Stored entries
-*-

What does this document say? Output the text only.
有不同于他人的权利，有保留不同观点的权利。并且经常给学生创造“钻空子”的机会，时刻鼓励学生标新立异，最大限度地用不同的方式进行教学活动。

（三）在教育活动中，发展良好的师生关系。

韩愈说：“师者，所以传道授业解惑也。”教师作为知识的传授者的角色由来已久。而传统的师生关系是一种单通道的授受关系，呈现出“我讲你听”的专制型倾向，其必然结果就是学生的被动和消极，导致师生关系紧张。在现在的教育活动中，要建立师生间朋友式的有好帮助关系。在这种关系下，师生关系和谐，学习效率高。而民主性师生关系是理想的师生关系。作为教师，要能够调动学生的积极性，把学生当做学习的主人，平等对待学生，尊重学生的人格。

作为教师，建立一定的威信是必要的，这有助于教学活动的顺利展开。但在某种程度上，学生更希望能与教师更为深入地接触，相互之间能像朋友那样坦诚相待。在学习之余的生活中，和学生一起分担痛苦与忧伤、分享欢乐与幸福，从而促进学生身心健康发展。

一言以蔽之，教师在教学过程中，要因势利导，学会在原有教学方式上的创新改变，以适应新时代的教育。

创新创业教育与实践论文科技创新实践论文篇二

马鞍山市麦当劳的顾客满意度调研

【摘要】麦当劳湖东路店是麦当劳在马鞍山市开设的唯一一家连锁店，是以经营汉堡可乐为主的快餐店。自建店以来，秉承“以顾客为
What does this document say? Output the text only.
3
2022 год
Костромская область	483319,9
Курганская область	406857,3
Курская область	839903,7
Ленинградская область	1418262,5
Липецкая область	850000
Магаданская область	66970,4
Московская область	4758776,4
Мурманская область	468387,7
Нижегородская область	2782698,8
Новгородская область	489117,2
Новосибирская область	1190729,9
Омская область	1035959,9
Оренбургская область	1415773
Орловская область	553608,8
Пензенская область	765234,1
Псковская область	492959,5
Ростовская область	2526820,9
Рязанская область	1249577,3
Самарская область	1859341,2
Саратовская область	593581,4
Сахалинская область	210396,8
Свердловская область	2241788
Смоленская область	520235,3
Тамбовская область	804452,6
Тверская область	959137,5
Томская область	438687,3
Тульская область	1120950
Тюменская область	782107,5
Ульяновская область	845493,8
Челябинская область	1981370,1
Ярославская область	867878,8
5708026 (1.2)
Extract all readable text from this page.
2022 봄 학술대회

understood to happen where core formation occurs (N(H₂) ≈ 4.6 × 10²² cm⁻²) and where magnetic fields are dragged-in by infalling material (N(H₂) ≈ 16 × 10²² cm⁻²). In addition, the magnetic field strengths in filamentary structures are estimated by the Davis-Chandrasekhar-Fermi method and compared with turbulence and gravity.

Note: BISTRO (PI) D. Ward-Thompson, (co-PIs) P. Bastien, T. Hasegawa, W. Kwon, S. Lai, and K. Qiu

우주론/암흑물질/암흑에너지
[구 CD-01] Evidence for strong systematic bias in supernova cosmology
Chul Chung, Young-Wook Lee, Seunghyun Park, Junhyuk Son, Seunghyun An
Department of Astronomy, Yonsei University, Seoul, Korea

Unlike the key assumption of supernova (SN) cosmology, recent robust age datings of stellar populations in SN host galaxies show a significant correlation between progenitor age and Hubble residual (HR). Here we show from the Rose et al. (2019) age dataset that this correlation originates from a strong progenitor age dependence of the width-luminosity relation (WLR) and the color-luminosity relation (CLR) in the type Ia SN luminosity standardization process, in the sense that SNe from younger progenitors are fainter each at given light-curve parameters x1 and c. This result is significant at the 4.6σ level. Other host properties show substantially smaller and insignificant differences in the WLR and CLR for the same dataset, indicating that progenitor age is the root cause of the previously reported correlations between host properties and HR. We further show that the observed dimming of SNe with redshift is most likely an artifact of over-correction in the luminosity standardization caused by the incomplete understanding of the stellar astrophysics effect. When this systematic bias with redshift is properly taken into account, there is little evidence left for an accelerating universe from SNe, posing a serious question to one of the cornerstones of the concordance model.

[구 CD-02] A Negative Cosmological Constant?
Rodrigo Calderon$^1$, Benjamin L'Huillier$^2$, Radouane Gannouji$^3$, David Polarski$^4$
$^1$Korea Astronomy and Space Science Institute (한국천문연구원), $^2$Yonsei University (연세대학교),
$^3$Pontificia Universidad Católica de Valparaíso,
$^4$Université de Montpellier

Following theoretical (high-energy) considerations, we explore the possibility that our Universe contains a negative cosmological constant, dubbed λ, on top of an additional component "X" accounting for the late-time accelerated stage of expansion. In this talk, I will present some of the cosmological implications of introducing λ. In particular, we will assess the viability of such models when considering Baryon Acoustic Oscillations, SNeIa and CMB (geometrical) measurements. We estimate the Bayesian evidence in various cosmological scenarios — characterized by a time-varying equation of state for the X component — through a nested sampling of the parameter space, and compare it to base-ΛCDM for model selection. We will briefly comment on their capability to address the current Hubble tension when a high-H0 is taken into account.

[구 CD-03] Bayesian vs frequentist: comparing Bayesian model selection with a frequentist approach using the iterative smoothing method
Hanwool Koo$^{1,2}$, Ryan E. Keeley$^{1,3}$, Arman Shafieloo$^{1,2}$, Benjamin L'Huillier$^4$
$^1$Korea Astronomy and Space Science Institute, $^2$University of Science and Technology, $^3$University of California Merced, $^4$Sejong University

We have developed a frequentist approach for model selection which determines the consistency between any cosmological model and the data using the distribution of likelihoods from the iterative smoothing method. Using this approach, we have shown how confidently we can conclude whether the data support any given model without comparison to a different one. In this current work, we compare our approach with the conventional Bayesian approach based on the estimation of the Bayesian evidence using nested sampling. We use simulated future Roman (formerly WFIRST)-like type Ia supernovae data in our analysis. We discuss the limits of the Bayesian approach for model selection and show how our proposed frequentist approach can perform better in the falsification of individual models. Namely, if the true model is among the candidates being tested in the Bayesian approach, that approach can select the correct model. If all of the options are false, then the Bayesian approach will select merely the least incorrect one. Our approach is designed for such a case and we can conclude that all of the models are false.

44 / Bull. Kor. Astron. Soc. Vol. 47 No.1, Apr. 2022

-*-

Task description:
All the data must be duplicated exactly, with nothing added or removed.

Task answer:
What does this document say? Output the text only.
有不同于他人的权利，有保留不同观点的权利。并且经常给学生创造“钻空子”的机会，时刻鼓励学生标新立异，最大限度地用不同的方式进行教学活动。

（三）在教育活动中，发展良好的师生关系。

韩愈说：“师者，所以传道授业解惑也。”教师作为知识的传授者的角色由来已久。而传统的师生关系是一种单通道的授受关系，呈现出“我讲你听”的专制型倾向，其必然结果就是学生的被动和消极，导致师生关系紧张。在现在的教育活动中，要建立师生间朋友式的有好帮助关系。在这种关系下，师生关系和谐，学习效率高。而民主性师生关系是理想的师生关系。作为教师，要能够调动学生的积极性，把学生当做学习的主人，平等对待学生，尊重学生的人格。

作为教师，建立一定的威信是必要的，这有助于教学活动的顺利展开。但在某种程度上，学生更希望能与教师更为深入地接触，相互之间能像朋友那样坦诚相待。在学习之余的生活中，和学生一起分担痛苦与忧伤、分享欢乐与幸福，从而促进学生身心健康发展。

一言以蔽之，教师在教学过程中，要因势利导，学会在原有教学方式上的创新改变，以适应新时代的教育。

创新创业教育与实践论文科技创新实践论文篇二

马鞍山市麦当劳的顾客满意度调研

【摘要】麦当劳湖东路店是麦当劳在马鞍山市开设的唯一一家连锁店，是以经营汉堡可乐为主的快餐店。自建店以来，秉承“以顾客为
What does this document say? Output the text only.
3
2022 год
Костромская область	483319,9
Курганская область	406857,3
Курская область	839903,7
Ленинградская область	1418262,5
Липецкая область	850000
Магаданская область	66970,4
Московская область	4758776,4
Мурманская область	468387,7
Нижегородская область	2782698,8
Новгородская область	489117,2
Новосибирская область	1190729,9
Омская область	1035959,9
Оренбургская область	1415773
Орловская область	553608,8
Пензенская область	765234,1
Псковская область	492959,5
Ростовская область	2526820,9
Рязанская область	1249577,3
Самарская область	1859341,2
Саратовская область	593581,4
Сахалинская область	210396,8
Свердловская область	2241788
Смоленская область	520235,3
Тамбовская область	804452,6
Тверская область	959137,5
Томская область	438687,3
Тульская область	1120950
Тюменская область	782107,5
Ульяновская область	845493,8
Челябинская область	1981370,1
Ярославская область	867878,8
5708026 (1.2)
Extract all readable text from this page.
2022 봄 학술대회

understood to happen where core formation occurs (N(H₂) ≈ 4.6 × 10²² cm⁻²) and where magnetic fields are dragged-in by infalling material (N(H₂) ≈ 16 × 10²² cm⁻²). In addition, the magnetic field strengths in filamentary structures are estimated by the Davis-Chandrasekhar-Fermi method and compared with turbulence and gravity.

Note: BISTRO (PI) D. Ward-Thompson, (co-PIs) P. Bastien, T. Hasegawa, W. Kwon, S. Lai, and K. Qiu

우주론/암흑물질/암흑에너지
[구 CD-01] Evidence for strong systematic bias in supernova cosmology
Chul Chung, Young-Wook Lee, Seunghyun Park, Junhyuk Son, Seunghyun An
Department of Astronomy, Yonsei University, Seoul, Korea

Unlike the key assumption of supernova (SN) cosmology, recent robust age datings of stellar populations in SN host galaxies show a significant correlation between progenitor age and Hubble residual (HR). Here we show from the Rose et al. (2019) age dataset that this correlation originates from a strong progenitor age dependence of the width-luminosity relation (WLR) and the color-luminosity relation (CLR) in the type Ia SN luminosity standardization process, in the sense that SNe from younger progenitors are fainter each at given light-curve parameters x1 and c. This result is significant at the 4.6σ level. Other host properties show substantially smaller and insignificant differences in the WLR and CLR for the same dataset, indicating that progenitor age is the root cause of the previously reported correlations between host properties and HR. We further show that the observed dimming of SNe with redshift is most likely an artifact of over-correction in the luminosity standardization caused by the incomplete understanding of the stellar astrophysics effect. When this systematic bias with redshift is properly taken into account, there is little evidence left for an accelerating universe from SNe, posing a serious question to one of the cornerstones of the concordance model.

[구 CD-02] A Negative Cosmological Constant?
Rodrigo Calderon$^1$, Benjamin L'Huillier$^2$, Radouane Gannouji$^3$, David Polarski$^4$
$^1$Korea Astronomy and Space Science Institute (한국천문연구원), $^2$Yonsei University (연세대학교),
$^3$Pontificia Universidad Católica de Valparaíso,
$^4$Université de Montpellier

Following theoretical (high-energy) considerations, we explore the possibility that our Universe contains a negative cosmological constant, dubbed λ, on top of an additional component "X" accounting for the late-time accelerated stage of expansion. In this talk, I will present some of the cosmological implications of introducing λ. In particular, we will assess the viability of such models when considering Baryon Acoustic Oscillations, SNeIa and CMB (geometrical) measurements. We estimate the Bayesian evidence in various cosmological scenarios — characterized by a time-varying equation of state for the X component — through a nested sampling of the parameter space, and compare it to base-ΛCDM for model selection. We will briefly comment on their capability to address the current Hubble tension when a high-H0 is taken into account.

[구 CD-03] Bayesian vs frequentist: comparing Bayesian model selection with a frequentist approach using the iterative smoothing method
Hanwool Koo$^{1,2}$, Ryan E. Keeley$^{1,3}$, Arman Shafieloo$^{1,2}$, Benjamin L'Huillier$^4$
$^1$Korea Astronomy and Space Science Institute, $^2$University of Science and Technology, $^3$University of California Merced, $^4$Sejong University

We have developed a frequentist approach for model selection which determines the consistency between any cosmological model and the data using the distribution of likelihoods from the iterative smoothing method. Using this approach, we have shown how confidently we can conclude whether the data support any given model without comparison to a different one. In this current work, we compare our approach with the conventional Bayesian approach based on the estimation of the Bayesian evidence using nested sampling. We use simulated future Roman (formerly WFIRST)-like type Ia supernovae data in our analysis. We discuss the limits of the Bayesian approach for model selection and show how our proposed frequentist approach can perform better in the falsification of individual models. Namely, if the true model is among the candidates being tested in the Bayesian approach, that approach can select the correct model. If all of the options are false, then the Bayesian approach will select merely the least incorrect one. Our approach is designed for such a case and we can conclude that all of the models are false.

44 / Bull. Kor. Astron. Soc. Vol. 47 No.1, Apr. 2022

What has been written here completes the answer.